■ PROBLEM: Retype each record shown below, leaving every character as it is.

Collected data
^^^^^^^^

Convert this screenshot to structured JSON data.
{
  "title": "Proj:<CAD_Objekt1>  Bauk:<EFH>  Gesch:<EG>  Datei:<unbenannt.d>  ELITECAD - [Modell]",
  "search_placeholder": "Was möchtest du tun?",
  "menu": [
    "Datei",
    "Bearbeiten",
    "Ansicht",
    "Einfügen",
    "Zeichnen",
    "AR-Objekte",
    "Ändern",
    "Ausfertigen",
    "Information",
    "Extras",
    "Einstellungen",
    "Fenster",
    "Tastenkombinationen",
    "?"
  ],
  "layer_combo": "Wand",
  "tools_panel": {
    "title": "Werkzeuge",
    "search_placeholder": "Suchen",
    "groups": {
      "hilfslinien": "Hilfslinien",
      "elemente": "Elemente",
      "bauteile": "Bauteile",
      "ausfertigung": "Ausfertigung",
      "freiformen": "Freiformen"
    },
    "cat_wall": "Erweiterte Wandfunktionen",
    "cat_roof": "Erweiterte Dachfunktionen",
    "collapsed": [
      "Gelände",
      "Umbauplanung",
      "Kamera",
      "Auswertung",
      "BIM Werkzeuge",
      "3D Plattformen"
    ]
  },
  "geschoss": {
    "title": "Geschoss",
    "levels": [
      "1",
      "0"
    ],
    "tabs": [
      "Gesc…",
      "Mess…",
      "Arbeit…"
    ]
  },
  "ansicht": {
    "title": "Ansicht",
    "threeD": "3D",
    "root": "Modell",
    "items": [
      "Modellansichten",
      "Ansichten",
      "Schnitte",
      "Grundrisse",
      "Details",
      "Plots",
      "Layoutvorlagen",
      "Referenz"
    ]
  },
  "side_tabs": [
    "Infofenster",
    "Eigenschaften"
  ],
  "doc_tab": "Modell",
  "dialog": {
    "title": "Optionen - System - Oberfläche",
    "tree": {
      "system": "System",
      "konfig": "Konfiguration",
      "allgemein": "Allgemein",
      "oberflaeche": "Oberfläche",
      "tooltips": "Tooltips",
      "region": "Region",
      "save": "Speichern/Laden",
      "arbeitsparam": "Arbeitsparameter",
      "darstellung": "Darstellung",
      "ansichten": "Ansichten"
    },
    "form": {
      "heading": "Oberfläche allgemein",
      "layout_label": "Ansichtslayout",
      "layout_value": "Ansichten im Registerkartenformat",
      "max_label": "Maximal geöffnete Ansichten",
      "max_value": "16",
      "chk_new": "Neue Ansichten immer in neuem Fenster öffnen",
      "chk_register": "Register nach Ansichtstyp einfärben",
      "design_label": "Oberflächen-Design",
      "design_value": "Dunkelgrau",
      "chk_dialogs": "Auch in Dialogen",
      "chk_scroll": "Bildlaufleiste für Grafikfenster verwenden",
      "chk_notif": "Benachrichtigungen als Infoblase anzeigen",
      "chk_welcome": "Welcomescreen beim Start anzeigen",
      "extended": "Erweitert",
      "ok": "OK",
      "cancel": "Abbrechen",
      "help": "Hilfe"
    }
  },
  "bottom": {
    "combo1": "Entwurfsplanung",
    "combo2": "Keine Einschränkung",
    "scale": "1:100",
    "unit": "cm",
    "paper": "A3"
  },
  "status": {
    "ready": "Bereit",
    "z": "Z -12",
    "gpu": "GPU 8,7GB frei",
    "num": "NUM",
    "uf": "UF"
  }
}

^^^^^^^^

■ REPLY TO THE EXERCISE:
Convert this screenshot to structured JSON data.
{
  "title": "Proj:<CAD_Objekt1>  Bauk:<EFH>  Gesch:<EG>  Datei:<unbenannt.d>  ELITECAD - [Modell]",
  "search_placeholder": "Was möchtest du tun?",
  "menu": [
    "Datei",
    "Bearbeiten",
    "Ansicht",
    "Einfügen",
    "Zeichnen",
    "AR-Objekte",
    "Ändern",
    "Ausfertigen",
    "Information",
    "Extras",
    "Einstellungen",
    "Fenster",
    "Tastenkombinationen",
    "?"
  ],
  "layer_combo": "Wand",
  "tools_panel": {
    "title": "Werkzeuge",
    "search_placeholder": "Suchen",
    "groups": {
      "hilfslinien": "Hilfslinien",
      "elemente": "Elemente",
      "bauteile": "Bauteile",
      "ausfertigung": "Ausfertigung",
      "freiformen": "Freiformen"
    },
    "cat_wall": "Erweiterte Wandfunktionen",
    "cat_roof": "Erweiterte Dachfunktionen",
    "collapsed": [
      "Gelände",
      "Umbauplanung",
      "Kamera",
      "Auswertung",
      "BIM Werkzeuge",
      "3D Plattformen"
    ]
  },
  "geschoss": {
    "title": "Geschoss",
    "levels": [
      "1",
      "0"
    ],
    "tabs": [
      "Gesc…",
      "Mess…",
      "Arbeit…"
    ]
  },
  "ansicht": {
    "title": "Ansicht",
    "threeD": "3D",
    "root": "Modell",
    "items": [
      "Modellansichten",
      "Ansichten",
      "Schnitte",
      "Grundrisse",
      "Details",
      "Plots",
      "Layoutvorlagen",
      "Referenz"
    ]
  },
  "side_tabs": [
    "Infofenster",
    "Eigenschaften"
  ],
  "doc_tab": "Modell",
  "dialog": {
    "title": "Optionen - System - Oberfläche",
    "tree": {
      "system": "System",
      "konfig": "Konfiguration",
      "allgemein": "Allgemein",
      "oberflaeche": "Oberfläche",
      "tooltips": "Tooltips",
      "region": "Region",
      "save": "Speichern/Laden",
      "arbeitsparam": "Arbeitsparameter",
      "darstellung": "Darstellung",
      "ansichten": "Ansichten"
    },
    "form": {
      "heading": "Oberfläche allgemein",
      "layout_label": "Ansichtslayout",
      "layout_value": "Ansichten im Registerkartenformat",
      "max_label": "Maximal geöffnete Ansichten",
      "max_value": "16",
      "chk_new": "Neue Ansichten immer in neuem Fenster öffnen",
      "chk_register": "Register nach Ansichtstyp einfärben",
      "design_label": "Oberflächen-Design",
      "design_value": "Dunkelgrau",
      "chk_dialogs": "Auch in Dialogen",
      "chk_scroll": "Bildlaufleiste für Grafikfenster verwenden",
      "chk_notif": "Benachrichtigungen als Infoblase anzeigen",
      "chk_welcome": "Welcomescreen beim Start anzeigen",
      "extended": "Erweitert",
      "ok": "OK",
      "cancel": "Abbrechen",
      "help": "Hilfe"
    }
  },
  "bottom": {
    "combo1": "Entwurfsplanung",
    "combo2": "Keine Einschränkung",
    "scale": "1:100",
    "unit": "cm",
    "paper": "A3"
  },
  "status": {
    "ready": "Bereit",
    "z": "Z -12",
    "gpu": "GPU 8,7GB frei",
    "num": "NUM",
    "uf": "UF"
  }
}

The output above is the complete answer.